* BEGIN SOURCE MATERIAL *

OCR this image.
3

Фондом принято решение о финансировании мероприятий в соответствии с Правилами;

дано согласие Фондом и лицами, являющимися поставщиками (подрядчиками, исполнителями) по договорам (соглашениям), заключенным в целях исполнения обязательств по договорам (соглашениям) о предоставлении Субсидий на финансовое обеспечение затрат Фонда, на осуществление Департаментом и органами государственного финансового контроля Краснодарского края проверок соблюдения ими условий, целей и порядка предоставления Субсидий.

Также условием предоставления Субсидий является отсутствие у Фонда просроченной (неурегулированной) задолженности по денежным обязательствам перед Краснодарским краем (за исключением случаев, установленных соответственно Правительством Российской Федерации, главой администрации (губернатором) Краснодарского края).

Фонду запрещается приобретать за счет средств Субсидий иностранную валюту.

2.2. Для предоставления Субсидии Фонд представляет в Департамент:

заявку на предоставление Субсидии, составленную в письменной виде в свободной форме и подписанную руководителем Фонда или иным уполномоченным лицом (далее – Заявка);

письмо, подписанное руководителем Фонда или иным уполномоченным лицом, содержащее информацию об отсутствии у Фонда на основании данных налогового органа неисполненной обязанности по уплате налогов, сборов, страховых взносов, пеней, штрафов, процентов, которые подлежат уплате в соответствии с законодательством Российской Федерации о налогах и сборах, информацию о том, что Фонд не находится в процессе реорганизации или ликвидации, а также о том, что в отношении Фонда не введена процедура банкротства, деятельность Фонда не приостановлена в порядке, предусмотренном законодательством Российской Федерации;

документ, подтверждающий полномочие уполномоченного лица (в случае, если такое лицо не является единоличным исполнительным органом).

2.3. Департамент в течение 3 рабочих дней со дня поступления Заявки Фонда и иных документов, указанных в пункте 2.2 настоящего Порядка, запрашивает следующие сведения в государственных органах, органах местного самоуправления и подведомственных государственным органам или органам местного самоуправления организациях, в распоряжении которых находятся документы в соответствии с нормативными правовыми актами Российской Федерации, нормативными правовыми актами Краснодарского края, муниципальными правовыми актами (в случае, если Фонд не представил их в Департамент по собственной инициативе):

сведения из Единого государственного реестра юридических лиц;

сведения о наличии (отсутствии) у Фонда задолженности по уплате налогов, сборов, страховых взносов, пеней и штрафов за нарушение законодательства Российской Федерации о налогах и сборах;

* END SOURCE MATERIAL *
* BEGIN SOURCE MATERIAL *

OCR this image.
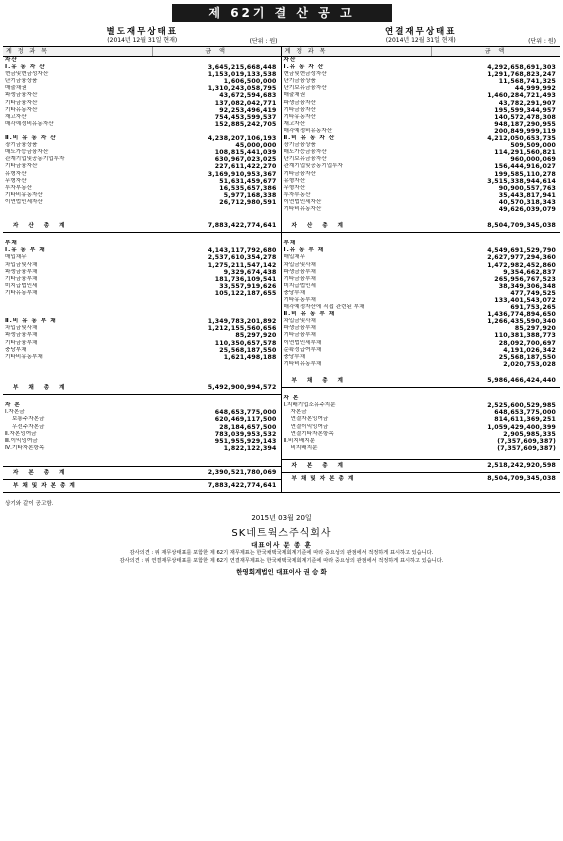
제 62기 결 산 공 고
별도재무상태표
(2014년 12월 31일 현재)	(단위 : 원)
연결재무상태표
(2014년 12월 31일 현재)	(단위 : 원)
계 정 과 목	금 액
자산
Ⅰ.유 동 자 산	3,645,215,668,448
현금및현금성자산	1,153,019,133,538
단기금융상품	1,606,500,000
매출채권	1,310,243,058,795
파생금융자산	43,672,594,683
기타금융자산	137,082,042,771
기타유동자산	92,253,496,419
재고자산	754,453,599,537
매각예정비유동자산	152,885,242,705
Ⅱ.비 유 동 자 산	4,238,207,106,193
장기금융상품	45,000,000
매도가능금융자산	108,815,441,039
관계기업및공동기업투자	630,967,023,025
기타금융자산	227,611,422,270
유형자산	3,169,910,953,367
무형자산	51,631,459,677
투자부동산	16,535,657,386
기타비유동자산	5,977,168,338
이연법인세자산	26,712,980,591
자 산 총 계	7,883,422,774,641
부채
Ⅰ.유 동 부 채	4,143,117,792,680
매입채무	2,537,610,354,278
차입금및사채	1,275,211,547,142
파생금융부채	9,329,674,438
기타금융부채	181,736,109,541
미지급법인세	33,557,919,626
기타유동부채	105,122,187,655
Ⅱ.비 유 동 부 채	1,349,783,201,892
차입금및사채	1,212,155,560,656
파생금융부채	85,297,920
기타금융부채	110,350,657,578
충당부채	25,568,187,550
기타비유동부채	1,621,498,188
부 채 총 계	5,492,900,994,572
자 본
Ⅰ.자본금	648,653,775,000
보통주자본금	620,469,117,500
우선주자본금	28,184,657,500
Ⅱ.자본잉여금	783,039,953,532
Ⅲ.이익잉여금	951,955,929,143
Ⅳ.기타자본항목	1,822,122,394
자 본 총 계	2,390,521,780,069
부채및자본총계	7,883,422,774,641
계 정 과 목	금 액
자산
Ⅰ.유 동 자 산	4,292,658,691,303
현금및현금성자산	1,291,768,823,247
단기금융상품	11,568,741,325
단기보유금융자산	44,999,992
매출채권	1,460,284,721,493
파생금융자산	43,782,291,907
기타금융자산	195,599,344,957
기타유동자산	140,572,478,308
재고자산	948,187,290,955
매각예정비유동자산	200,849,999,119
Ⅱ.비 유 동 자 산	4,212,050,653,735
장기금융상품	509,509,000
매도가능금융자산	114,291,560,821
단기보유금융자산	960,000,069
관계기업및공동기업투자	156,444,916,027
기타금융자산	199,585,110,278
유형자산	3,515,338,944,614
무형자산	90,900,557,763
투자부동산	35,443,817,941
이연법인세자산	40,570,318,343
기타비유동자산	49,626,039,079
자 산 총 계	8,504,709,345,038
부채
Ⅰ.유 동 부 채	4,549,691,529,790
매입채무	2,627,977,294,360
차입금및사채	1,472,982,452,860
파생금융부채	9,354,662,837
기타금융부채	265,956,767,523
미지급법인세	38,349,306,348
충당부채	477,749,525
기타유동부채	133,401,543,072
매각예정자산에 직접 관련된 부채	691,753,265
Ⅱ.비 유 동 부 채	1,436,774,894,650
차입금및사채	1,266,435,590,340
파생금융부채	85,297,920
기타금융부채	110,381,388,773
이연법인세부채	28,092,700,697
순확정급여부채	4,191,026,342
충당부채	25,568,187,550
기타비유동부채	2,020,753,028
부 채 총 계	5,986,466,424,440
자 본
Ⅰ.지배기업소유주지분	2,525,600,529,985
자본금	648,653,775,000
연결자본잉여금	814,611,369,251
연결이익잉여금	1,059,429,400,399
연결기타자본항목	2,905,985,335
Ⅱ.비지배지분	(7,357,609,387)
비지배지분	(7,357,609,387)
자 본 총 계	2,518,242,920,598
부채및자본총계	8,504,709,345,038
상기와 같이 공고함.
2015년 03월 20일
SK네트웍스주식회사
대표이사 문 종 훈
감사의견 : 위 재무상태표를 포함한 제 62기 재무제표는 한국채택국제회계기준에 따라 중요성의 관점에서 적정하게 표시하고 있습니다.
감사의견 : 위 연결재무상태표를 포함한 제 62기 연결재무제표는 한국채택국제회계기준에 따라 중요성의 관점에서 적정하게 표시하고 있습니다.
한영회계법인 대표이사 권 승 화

* END SOURCE MATERIAL *
* BEGIN SOURCE MATERIAL *

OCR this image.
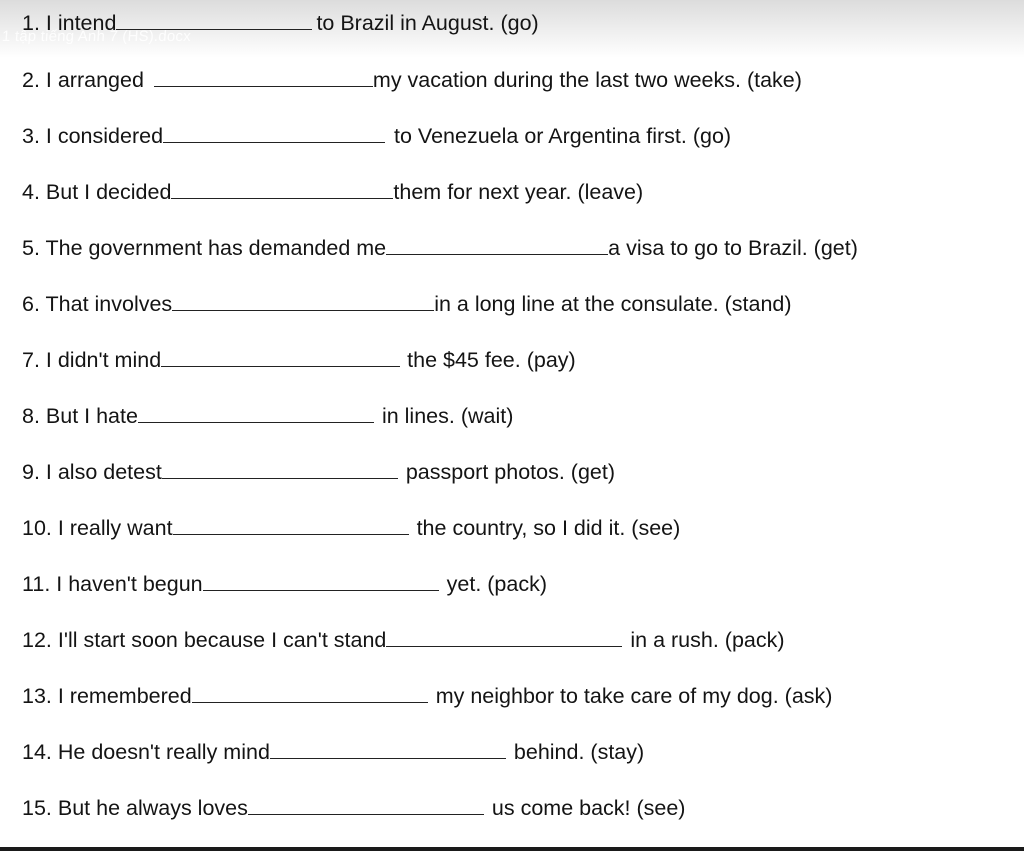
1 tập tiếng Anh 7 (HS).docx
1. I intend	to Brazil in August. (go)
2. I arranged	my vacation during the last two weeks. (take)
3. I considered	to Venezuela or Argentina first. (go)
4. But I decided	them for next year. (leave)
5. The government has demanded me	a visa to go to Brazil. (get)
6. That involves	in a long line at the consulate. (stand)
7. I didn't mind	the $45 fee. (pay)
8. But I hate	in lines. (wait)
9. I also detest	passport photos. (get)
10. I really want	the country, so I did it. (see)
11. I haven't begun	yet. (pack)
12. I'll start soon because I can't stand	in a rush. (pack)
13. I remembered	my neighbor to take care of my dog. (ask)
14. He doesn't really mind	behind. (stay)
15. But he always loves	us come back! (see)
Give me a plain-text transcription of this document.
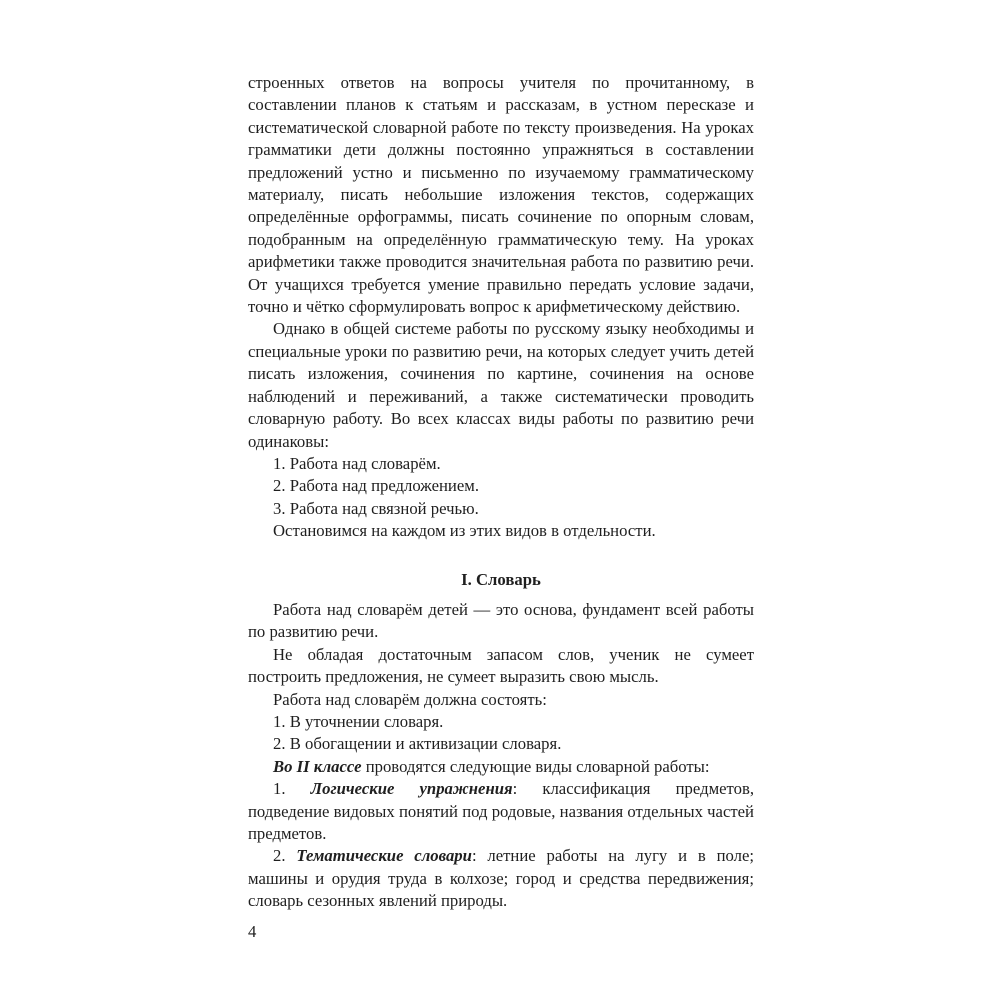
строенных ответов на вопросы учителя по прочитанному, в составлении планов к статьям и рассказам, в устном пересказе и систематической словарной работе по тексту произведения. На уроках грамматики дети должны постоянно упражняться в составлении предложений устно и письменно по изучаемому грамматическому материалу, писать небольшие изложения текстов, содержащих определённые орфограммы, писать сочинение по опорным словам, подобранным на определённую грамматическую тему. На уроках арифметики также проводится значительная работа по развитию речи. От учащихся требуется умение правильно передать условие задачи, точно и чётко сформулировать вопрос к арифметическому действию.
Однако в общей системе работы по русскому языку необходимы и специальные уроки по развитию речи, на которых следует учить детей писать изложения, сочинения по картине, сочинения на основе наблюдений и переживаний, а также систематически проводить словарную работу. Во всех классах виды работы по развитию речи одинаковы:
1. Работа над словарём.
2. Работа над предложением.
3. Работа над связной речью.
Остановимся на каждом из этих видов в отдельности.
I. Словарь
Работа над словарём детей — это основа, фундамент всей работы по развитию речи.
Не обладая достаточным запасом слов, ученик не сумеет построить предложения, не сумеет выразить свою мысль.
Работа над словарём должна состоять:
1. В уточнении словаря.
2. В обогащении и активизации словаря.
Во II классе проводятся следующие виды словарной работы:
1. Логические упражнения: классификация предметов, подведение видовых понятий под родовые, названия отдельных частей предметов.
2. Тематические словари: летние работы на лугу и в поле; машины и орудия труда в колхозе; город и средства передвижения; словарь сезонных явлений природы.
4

* END SOURCE MATERIAL *

* **EXERCISE REQUIREMENTS**
In the listing, find all lines with the string "기타비유동자산" and copy them.

* **RESULT FOR THIS EXERCISE**
기타비유동자산	5,977,168,338
기타비유동자산	49,626,039,079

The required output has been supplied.